Reproduce the line that contains "Read all visible content and emit it as JSON." and every line after it through the end of the records, exactly, with nothing added.

Collected data entries
■ ■ ■ ■

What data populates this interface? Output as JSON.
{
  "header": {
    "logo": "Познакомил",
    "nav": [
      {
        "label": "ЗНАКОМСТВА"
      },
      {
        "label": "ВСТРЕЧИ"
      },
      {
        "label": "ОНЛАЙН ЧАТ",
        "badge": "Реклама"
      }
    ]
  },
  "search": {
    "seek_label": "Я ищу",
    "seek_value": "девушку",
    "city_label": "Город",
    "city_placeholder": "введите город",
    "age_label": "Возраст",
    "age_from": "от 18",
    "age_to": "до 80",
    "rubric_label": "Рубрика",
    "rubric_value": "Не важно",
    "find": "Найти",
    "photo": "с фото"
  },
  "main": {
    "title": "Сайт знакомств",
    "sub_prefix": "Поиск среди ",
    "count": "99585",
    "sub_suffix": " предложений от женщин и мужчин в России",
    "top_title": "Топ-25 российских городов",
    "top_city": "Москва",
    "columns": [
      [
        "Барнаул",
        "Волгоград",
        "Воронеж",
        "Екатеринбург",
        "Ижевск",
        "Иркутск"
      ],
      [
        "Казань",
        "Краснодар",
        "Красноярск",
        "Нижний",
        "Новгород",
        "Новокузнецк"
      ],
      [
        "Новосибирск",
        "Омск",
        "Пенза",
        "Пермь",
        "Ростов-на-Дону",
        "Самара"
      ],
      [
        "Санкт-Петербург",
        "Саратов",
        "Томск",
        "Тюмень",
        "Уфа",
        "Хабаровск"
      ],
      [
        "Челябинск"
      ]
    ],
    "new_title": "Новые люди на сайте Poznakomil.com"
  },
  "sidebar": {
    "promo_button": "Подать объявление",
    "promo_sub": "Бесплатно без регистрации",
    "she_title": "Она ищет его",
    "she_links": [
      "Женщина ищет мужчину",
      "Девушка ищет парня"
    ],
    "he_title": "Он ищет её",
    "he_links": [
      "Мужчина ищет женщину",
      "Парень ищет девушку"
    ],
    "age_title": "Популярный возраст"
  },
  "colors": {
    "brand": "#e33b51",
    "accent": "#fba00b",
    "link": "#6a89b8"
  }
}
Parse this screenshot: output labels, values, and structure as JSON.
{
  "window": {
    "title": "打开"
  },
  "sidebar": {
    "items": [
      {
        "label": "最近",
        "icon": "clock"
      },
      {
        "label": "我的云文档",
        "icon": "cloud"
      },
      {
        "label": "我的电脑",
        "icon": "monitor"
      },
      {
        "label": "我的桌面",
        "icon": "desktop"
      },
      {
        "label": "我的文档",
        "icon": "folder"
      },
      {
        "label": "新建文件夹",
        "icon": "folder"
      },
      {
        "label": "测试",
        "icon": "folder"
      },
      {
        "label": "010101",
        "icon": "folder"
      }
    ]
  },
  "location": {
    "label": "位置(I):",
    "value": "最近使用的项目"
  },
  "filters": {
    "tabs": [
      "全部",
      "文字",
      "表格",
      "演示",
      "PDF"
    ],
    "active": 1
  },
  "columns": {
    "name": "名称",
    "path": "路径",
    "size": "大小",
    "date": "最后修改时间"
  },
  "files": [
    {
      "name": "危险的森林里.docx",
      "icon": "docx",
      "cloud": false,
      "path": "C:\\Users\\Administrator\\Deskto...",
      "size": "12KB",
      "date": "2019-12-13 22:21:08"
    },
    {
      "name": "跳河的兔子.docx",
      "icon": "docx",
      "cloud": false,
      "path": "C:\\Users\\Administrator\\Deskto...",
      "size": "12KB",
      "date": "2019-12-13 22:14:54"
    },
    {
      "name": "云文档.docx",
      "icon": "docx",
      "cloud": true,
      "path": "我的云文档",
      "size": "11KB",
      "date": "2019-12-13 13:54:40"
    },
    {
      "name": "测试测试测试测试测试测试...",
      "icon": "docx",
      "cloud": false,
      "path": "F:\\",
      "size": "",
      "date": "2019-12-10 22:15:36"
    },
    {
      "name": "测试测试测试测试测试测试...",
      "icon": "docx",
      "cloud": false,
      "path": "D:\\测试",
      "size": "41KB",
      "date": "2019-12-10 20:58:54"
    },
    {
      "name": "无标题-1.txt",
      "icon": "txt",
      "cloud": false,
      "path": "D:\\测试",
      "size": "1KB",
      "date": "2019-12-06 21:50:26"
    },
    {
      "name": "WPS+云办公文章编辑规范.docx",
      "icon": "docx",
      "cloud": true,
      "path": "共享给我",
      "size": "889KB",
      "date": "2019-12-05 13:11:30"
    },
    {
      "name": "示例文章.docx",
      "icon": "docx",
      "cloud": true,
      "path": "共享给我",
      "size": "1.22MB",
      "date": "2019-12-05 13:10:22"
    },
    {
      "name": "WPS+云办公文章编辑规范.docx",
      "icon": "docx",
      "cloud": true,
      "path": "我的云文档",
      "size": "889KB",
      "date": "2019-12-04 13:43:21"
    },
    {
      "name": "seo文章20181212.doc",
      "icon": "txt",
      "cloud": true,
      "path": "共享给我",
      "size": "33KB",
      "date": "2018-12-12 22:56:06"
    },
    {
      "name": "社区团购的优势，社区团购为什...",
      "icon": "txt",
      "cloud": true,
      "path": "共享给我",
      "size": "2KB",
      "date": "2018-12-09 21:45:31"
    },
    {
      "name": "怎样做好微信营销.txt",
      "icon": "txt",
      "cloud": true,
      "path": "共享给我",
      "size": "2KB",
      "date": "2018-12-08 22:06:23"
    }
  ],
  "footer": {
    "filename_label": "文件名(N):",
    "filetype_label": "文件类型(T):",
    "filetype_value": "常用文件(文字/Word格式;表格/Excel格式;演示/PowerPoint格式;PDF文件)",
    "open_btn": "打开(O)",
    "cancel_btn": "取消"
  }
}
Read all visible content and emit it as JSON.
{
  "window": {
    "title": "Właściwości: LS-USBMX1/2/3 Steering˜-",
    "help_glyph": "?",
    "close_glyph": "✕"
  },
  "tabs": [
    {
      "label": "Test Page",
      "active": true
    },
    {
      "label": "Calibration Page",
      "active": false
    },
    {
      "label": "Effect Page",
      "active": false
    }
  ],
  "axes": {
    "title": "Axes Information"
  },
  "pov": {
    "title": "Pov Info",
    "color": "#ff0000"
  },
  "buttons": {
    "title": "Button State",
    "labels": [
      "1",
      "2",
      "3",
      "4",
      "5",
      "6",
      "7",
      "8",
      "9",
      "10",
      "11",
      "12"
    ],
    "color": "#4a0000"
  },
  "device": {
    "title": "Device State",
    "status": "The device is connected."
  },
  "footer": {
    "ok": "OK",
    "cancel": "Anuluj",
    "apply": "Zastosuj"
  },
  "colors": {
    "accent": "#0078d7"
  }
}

■ ■ ■ ■

[Result of the exercise]:
Read all visible content and emit it as JSON.
{
  "window": {
    "title": "Właściwości: LS-USBMX1/2/3 Steering˜-",
    "help_glyph": "?",
    "close_glyph": "✕"
  },
  "tabs": [
    {
      "label": "Test Page",
      "active": true
    },
    {
      "label": "Calibration Page",
      "active": false
    },
    {
      "label": "Effect Page",
      "active": false
    }
  ],
  "axes": {
    "title": "Axes Information"
  },
  "pov": {
    "title": "Pov Info",
    "color": "#ff0000"
  },
  "buttons": {
    "title": "Button State",
    "labels": [
      "1",
      "2",
      "3",
      "4",
      "5",
      "6",
      "7",
      "8",
      "9",
      "10",
      "11",
      "12"
    ],
    "color": "#4a0000"
  },
  "device": {
    "title": "Device State",
    "status": "The device is connected."
  },
  "footer": {
    "ok": "OK",
    "cancel": "Anuluj",
    "apply": "Zastosuj"
  },
  "colors": {
    "accent": "#0078d7"
  }
}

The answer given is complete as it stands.